:: TO-DO LIST ::
1. From the Rainbow PUSH convention page below, extract the stretch from "11:10 a.m. Sen." through "a news conference." word for word.
2. According to the Rainbow PUSH convention page below, why did Joe Biden's appearance draw considerable attention? Answer in one to three sentences.

:: PROVIDED TEXT ::
Rainbow PUSH Coalition Annual Convention

C-SPAN video

June 28 - July 2, 2019 in Chicago, IL.

6 1/2 CANDIDATES: Biden, Buttigieg, Gabbard, Klobuchar, Warren, Williamson and de Blasio introducing his wife.

Background: This convention relatively drew a relatively sparse showing of presidential candidates, as some big name candidates who had been invited did not attend.  Considerable attention focused on Vice President Joe Biden's appearance as it came the day after the first debate, during which he had been bruised by Sen. Kamala Harris for his position on busing.  Biden defended his record.  Also, Mayor Pete Buttigieg's campaign put a spotlight on his remarks; he has been facing pressure following a recent police shooting in South Bend.

Friday, June 28, 2019

12:15 p.m. – Vice President Joe Biden delivers remarks for about 15 minutes.

Saturday, June 29, 2019

10:15 a.m. Rep. Tulsi Gabbard (D-HI).

10:40 a.m. Sen. Amy Klobuchar (D-MN).

11:10 a.m. Sen. Elizabeth Warren (D-MA).

Monday, July 1, 2019

8:30 a.m.-10:30 a.m. Author and peace activist, Marianne Williamson addresses the Health Day Leaders Breakfast.

12:30 p.m. New York City Mayor Bill de Blasio introduces his wife, mental health care advocate Chirlane McCray, the keynote speaker for the convention’s International Women’s Luncheon.

Tuesday, July 2, 2019

8:15 a.m. – South Bend, IN Mayor Pete Buttigieg joins Rev. Jesse L. Jackson, Sr. for a news conference.

8:30 a.m.-10:30 a.m.
South Bend, IN Mayor Pete Buttigieg addresses the Business Breakfast.

Rainbow PUSH Coalition

Thursday, May 30, 2019

Trailblazers, History Makers, Presidential Candidates, Gospel Giants, Sports Legends, Business Leaders and More at the 2019 Rainbow PUSH Coalition Annual International Convention

This summer in Chicago, as the nation gears up for the most consequential presidential election campaign in generations, the Rainbow PUSH Coalition will take its Annual International Convention directly to the people.

From June 28 – July 2, 2019 much of the convention – featuring presidential candidates, foreign dignitaries, elected officials, scholars, sports figures, television personalities, gospel singers, educators, grass roots activists, clergy, hip hop artists and business leaders – will be held in neighborhood union halls, cultural institutions and churches.

There will be major events downtown as well. Pete Buttigieg, the 37-year-old mayor of South Bend, Indiana, whose vision and drive helped revive his Rust Belt city’s dying central business district and rocketed him near to the top of the crowded Democratic presidential field, will be the keynote speaker at the convention’s Business Breakfast July 2 at the Sheraton Grand Chicago, 301 E. North Water Street.

“I am looking forward to the opportunity to meet with Rev. Jesse L. Jackson, Sr. and other African American community leaders and activists attending this year’s Rainbow PUSH Coalition International Convention,” Mayor Buttigieg said. “Rev. Jackson and Rainbow PUSH have been on the front lines of the fight to protect and defend civil rights for a generation. We share in that dedication to freedom and commitment to making democracy work for all people. Leadership is about calling people to their highest values, and Rev. Jackson has spent his life calling our country forward as a better and more just nation.”

:: COLLECTED MATERIAL ::

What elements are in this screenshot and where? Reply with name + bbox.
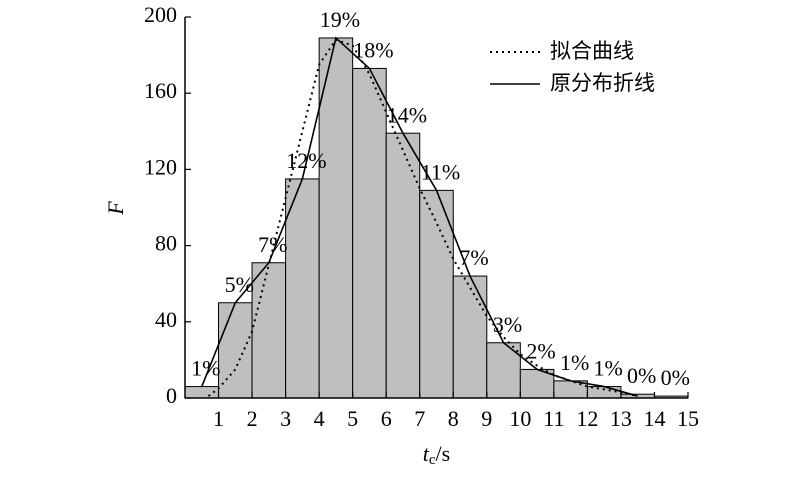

:: SOLUTIONS BY TASK ::
1.
11:10 a.m. Sen. Elizabeth Warren (D-MA).

Monday, July 1, 2019

8:30 a.m.-10:30 a.m. Author and peace activist, Marianne Williamson addresses the Health Day Leaders Breakfast.

12:30 p.m. New York City Mayor Bill de Blasio introduces his wife, mental health care advocate Chirlane McCray, the keynote speaker for the convention’s International Women’s Luncheon.

Tuesday, July 2, 2019

8:15 a.m. – South Bend, IN Mayor Pete Buttigieg joins Rev. Jesse L. Jackson, Sr. for a news conference.

2. His appearance came the day after the first debate. In that debate, Sen. Kamala Harris had bruised him over his position on busing.